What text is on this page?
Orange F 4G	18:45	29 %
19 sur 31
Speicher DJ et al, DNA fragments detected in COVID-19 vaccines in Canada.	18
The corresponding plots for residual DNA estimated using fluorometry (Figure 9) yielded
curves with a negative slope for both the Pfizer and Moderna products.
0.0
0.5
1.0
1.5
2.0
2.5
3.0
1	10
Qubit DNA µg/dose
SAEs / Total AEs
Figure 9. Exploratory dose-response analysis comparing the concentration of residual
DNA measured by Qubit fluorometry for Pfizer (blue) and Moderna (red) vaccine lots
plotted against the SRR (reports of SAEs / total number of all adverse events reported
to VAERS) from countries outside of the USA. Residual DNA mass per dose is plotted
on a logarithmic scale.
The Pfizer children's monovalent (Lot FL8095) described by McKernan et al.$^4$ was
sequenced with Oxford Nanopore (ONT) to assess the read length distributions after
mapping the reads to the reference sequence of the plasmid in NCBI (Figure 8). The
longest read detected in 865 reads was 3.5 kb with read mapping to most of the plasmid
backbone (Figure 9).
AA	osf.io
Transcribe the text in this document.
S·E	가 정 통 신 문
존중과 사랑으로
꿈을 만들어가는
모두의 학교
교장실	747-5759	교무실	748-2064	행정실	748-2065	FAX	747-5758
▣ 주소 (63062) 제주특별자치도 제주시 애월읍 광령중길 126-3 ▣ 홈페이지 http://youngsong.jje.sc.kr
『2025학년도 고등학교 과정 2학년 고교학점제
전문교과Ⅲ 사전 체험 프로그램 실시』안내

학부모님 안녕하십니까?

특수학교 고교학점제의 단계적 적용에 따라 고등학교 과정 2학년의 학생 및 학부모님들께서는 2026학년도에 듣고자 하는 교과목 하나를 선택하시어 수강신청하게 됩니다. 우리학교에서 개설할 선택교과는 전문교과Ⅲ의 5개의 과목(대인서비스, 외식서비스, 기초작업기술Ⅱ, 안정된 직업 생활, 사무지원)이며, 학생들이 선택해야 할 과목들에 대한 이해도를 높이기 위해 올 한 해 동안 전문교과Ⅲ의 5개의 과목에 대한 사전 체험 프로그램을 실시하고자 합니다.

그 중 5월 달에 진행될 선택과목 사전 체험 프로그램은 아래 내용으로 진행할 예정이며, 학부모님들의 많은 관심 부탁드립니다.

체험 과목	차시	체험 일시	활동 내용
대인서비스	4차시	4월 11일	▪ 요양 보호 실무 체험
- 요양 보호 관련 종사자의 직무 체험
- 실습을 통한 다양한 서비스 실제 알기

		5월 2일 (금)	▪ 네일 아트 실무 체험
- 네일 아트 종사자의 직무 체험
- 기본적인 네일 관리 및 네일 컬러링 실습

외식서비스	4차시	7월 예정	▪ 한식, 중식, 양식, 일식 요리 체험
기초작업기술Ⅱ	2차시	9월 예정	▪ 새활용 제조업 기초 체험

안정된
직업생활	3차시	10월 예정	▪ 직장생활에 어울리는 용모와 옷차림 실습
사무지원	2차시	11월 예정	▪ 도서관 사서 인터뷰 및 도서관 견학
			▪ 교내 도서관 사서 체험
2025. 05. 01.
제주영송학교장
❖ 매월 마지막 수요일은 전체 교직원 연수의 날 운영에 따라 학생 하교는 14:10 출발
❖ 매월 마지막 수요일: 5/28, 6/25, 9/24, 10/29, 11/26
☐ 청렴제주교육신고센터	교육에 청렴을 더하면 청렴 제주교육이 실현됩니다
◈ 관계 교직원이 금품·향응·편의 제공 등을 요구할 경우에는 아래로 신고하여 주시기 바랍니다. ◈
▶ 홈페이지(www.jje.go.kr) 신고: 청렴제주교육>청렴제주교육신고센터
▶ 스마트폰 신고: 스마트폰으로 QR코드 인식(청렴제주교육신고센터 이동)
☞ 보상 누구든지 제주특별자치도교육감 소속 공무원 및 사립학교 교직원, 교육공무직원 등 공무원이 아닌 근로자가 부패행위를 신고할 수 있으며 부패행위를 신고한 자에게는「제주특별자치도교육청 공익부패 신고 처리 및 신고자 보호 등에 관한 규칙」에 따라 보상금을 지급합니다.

EXERCISE AIM: Set down each entry again, unchanged.

RESULT BELOW:
What text is on this page?
Orange F 4G	18:45	29 %
19 sur 31
Speicher DJ et al, DNA fragments detected in COVID-19 vaccines in Canada.	18
The corresponding plots for residual DNA estimated using fluorometry (Figure 9) yielded
curves with a negative slope for both the Pfizer and Moderna products.
0.0
0.5
1.0
1.5
2.0
2.5
3.0
1	10
Qubit DNA µg/dose
SAEs / Total AEs
Figure 9. Exploratory dose-response analysis comparing the concentration of residual
DNA measured by Qubit fluorometry for Pfizer (blue) and Moderna (red) vaccine lots
plotted against the SRR (reports of SAEs / total number of all adverse events reported
to VAERS) from countries outside of the USA. Residual DNA mass per dose is plotted
on a logarithmic scale.
The Pfizer children's monovalent (Lot FL8095) described by McKernan et al.$^4$ was
sequenced with Oxford Nanopore (ONT) to assess the read length distributions after
mapping the reads to the reference sequence of the plasmid in NCBI (Figure 8). The
longest read detected in 865 reads was 3.5 kb with read mapping to most of the plasmid
backbone (Figure 9).
AA	osf.io
Transcribe the text in this document.
S·E	가 정 통 신 문
존중과 사랑으로
꿈을 만들어가는
모두의 학교
교장실	747-5759	교무실	748-2064	행정실	748-2065	FAX	747-5758
▣ 주소 (63062) 제주특별자치도 제주시 애월읍 광령중길 126-3 ▣ 홈페이지 http://youngsong.jje.sc.kr
『2025학년도 고등학교 과정 2학년 고교학점제
전문교과Ⅲ 사전 체험 프로그램 실시』안내

학부모님 안녕하십니까?

특수학교 고교학점제의 단계적 적용에 따라 고등학교 과정 2학년의 학생 및 학부모님들께서는 2026학년도에 듣고자 하는 교과목 하나를 선택하시어 수강신청하게 됩니다. 우리학교에서 개설할 선택교과는 전문교과Ⅲ의 5개의 과목(대인서비스, 외식서비스, 기초작업기술Ⅱ, 안정된 직업 생활, 사무지원)이며, 학생들이 선택해야 할 과목들에 대한 이해도를 높이기 위해 올 한 해 동안 전문교과Ⅲ의 5개의 과목에 대한 사전 체험 프로그램을 실시하고자 합니다.

그 중 5월 달에 진행될 선택과목 사전 체험 프로그램은 아래 내용으로 진행할 예정이며, 학부모님들의 많은 관심 부탁드립니다.

체험 과목	차시	체험 일시	활동 내용
대인서비스	4차시	4월 11일	▪ 요양 보호 실무 체험
- 요양 보호 관련 종사자의 직무 체험
- 실습을 통한 다양한 서비스 실제 알기

		5월 2일 (금)	▪ 네일 아트 실무 체험
- 네일 아트 종사자의 직무 체험
- 기본적인 네일 관리 및 네일 컬러링 실습

외식서비스	4차시	7월 예정	▪ 한식, 중식, 양식, 일식 요리 체험
기초작업기술Ⅱ	2차시	9월 예정	▪ 새활용 제조업 기초 체험

안정된
직업생활	3차시	10월 예정	▪ 직장생활에 어울리는 용모와 옷차림 실습
사무지원	2차시	11월 예정	▪ 도서관 사서 인터뷰 및 도서관 견학
			▪ 교내 도서관 사서 체험
2025. 05. 01.
제주영송학교장
❖ 매월 마지막 수요일은 전체 교직원 연수의 날 운영에 따라 학생 하교는 14:10 출발
❖ 매월 마지막 수요일: 5/28, 6/25, 9/24, 10/29, 11/26
☐ 청렴제주교육신고센터	교육에 청렴을 더하면 청렴 제주교육이 실현됩니다
◈ 관계 교직원이 금품·향응·편의 제공 등을 요구할 경우에는 아래로 신고하여 주시기 바랍니다. ◈
▶ 홈페이지(www.jje.go.kr) 신고: 청렴제주교육>청렴제주교육신고센터
▶ 스마트폰 신고: 스마트폰으로 QR코드 인식(청렴제주교육신고센터 이동)
☞ 보상 누구든지 제주특별자치도교육감 소속 공무원 및 사립학교 교직원, 교육공무직원 등 공무원이 아닌 근로자가 부패행위를 신고할 수 있으며 부패행위를 신고한 자에게는「제주특별자치도교육청 공익부패 신고 처리 및 신고자 보호 등에 관한 규칙」에 따라 보상금을 지급합니다.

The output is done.